» **MATERIAL SHOWN**:
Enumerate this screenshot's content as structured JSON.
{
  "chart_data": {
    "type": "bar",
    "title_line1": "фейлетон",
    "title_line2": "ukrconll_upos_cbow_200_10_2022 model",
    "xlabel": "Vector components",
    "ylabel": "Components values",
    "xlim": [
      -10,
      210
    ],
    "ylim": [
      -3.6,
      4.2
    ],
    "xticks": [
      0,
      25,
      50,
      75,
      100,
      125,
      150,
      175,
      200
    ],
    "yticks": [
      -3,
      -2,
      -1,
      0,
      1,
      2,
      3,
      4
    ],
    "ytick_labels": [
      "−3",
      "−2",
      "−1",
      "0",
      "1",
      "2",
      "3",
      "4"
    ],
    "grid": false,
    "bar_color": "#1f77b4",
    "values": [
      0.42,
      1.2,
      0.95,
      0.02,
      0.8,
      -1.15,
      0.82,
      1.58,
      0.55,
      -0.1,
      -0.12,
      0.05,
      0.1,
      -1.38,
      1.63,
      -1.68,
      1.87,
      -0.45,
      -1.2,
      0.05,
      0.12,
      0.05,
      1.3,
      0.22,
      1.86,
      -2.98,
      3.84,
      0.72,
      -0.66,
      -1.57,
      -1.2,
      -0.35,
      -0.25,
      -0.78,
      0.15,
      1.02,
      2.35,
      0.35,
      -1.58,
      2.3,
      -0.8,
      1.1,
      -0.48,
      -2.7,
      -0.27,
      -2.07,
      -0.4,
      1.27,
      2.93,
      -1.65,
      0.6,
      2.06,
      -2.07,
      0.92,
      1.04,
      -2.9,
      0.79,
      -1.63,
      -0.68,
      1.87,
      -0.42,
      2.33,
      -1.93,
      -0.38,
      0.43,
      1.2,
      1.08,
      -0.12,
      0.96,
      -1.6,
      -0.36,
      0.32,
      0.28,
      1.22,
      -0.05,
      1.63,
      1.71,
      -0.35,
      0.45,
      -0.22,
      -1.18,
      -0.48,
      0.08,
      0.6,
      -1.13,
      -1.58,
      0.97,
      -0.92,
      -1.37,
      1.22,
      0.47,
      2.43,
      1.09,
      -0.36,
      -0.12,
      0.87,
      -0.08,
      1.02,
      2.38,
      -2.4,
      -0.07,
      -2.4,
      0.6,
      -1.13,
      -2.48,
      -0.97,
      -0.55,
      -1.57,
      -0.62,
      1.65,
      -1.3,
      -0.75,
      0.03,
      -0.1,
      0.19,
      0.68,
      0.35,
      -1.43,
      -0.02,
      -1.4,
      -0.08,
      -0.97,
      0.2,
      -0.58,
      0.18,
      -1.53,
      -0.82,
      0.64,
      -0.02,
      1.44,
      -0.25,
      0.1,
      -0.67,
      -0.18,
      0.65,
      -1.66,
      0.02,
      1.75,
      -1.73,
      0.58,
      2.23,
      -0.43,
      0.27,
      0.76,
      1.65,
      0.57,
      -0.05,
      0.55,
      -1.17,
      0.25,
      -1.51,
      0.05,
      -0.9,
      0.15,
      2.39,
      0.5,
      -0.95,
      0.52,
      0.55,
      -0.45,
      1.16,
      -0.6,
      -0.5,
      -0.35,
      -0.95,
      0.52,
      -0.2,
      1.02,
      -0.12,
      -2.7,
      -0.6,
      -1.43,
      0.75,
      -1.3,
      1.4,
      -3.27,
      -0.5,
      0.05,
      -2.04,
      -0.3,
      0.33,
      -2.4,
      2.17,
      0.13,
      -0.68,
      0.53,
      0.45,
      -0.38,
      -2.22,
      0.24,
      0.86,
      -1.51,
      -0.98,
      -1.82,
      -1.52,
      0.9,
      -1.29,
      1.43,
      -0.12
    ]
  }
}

» **SET TASK**: The records above are to be repeated exactly, in their entirety.

» **COMPLETED EXERCISE**:
Enumerate this screenshot's content as structured JSON.
{
  "chart_data": {
    "type": "bar",
    "title_line1": "фейлетон",
    "title_line2": "ukrconll_upos_cbow_200_10_2022 model",
    "xlabel": "Vector components",
    "ylabel": "Components values",
    "xlim": [
      -10,
      210
    ],
    "ylim": [
      -3.6,
      4.2
    ],
    "xticks": [
      0,
      25,
      50,
      75,
      100,
      125,
      150,
      175,
      200
    ],
    "yticks": [
      -3,
      -2,
      -1,
      0,
      1,
      2,
      3,
      4
    ],
    "ytick_labels": [
      "−3",
      "−2",
      "−1",
      "0",
      "1",
      "2",
      "3",
      "4"
    ],
    "grid": false,
    "bar_color": "#1f77b4",
    "values": [
      0.42,
      1.2,
      0.95,
      0.02,
      0.8,
      -1.15,
      0.82,
      1.58,
      0.55,
      -0.1,
      -0.12,
      0.05,
      0.1,
      -1.38,
      1.63,
      -1.68,
      1.87,
      -0.45,
      -1.2,
      0.05,
      0.12,
      0.05,
      1.3,
      0.22,
      1.86,
      -2.98,
      3.84,
      0.72,
      -0.66,
      -1.57,
      -1.2,
      -0.35,
      -0.25,
      -0.78,
      0.15,
      1.02,
      2.35,
      0.35,
      -1.58,
      2.3,
      -0.8,
      1.1,
      -0.48,
      -2.7,
      -0.27,
      -2.07,
      -0.4,
      1.27,
      2.93,
      -1.65,
      0.6,
      2.06,
      -2.07,
      0.92,
      1.04,
      -2.9,
      0.79,
      -1.63,
      -0.68,
      1.87,
      -0.42,
      2.33,
      -1.93,
      -0.38,
      0.43,
      1.2,
      1.08,
      -0.12,
      0.96,
      -1.6,
      -0.36,
      0.32,
      0.28,
      1.22,
      -0.05,
      1.63,
      1.71,
      -0.35,
      0.45,
      -0.22,
      -1.18,
      -0.48,
      0.08,
      0.6,
      -1.13,
      -1.58,
      0.97,
      -0.92,
      -1.37,
      1.22,
      0.47,
      2.43,
      1.09,
      -0.36,
      -0.12,
      0.87,
      -0.08,
      1.02,
      2.38,
      -2.4,
      -0.07,
      -2.4,
      0.6,
      -1.13,
      -2.48,
      -0.97,
      -0.55,
      -1.57,
      -0.62,
      1.65,
      -1.3,
      -0.75,
      0.03,
      -0.1,
      0.19,
      0.68,
      0.35,
      -1.43,
      -0.02,
      -1.4,
      -0.08,
      -0.97,
      0.2,
      -0.58,
      0.18,
      -1.53,
      -0.82,
      0.64,
      -0.02,
      1.44,
      -0.25,
      0.1,
      -0.67,
      -0.18,
      0.65,
      -1.66,
      0.02,
      1.75,
      -1.73,
      0.58,
      2.23,
      -0.43,
      0.27,
      0.76,
      1.65,
      0.57,
      -0.05,
      0.55,
      -1.17,
      0.25,
      -1.51,
      0.05,
      -0.9,
      0.15,
      2.39,
      0.5,
      -0.95,
      0.52,
      0.55,
      -0.45,
      1.16,
      -0.6,
      -0.5,
      -0.35,
      -0.95,
      0.52,
      -0.2,
      1.02,
      -0.12,
      -2.7,
      -0.6,
      -1.43,
      0.75,
      -1.3,
      1.4,
      -3.27,
      -0.5,
      0.05,
      -2.04,
      -0.3,
      0.33,
      -2.4,
      2.17,
      0.13,
      -0.68,
      0.53,
      0.45,
      -0.38,
      -2.22,
      0.24,
      0.86,
      -1.51,
      -0.98,
      -1.82,
      -1.52,
      0.9,
      -1.29,
      1.43,
      -0.12
    ]
  }
}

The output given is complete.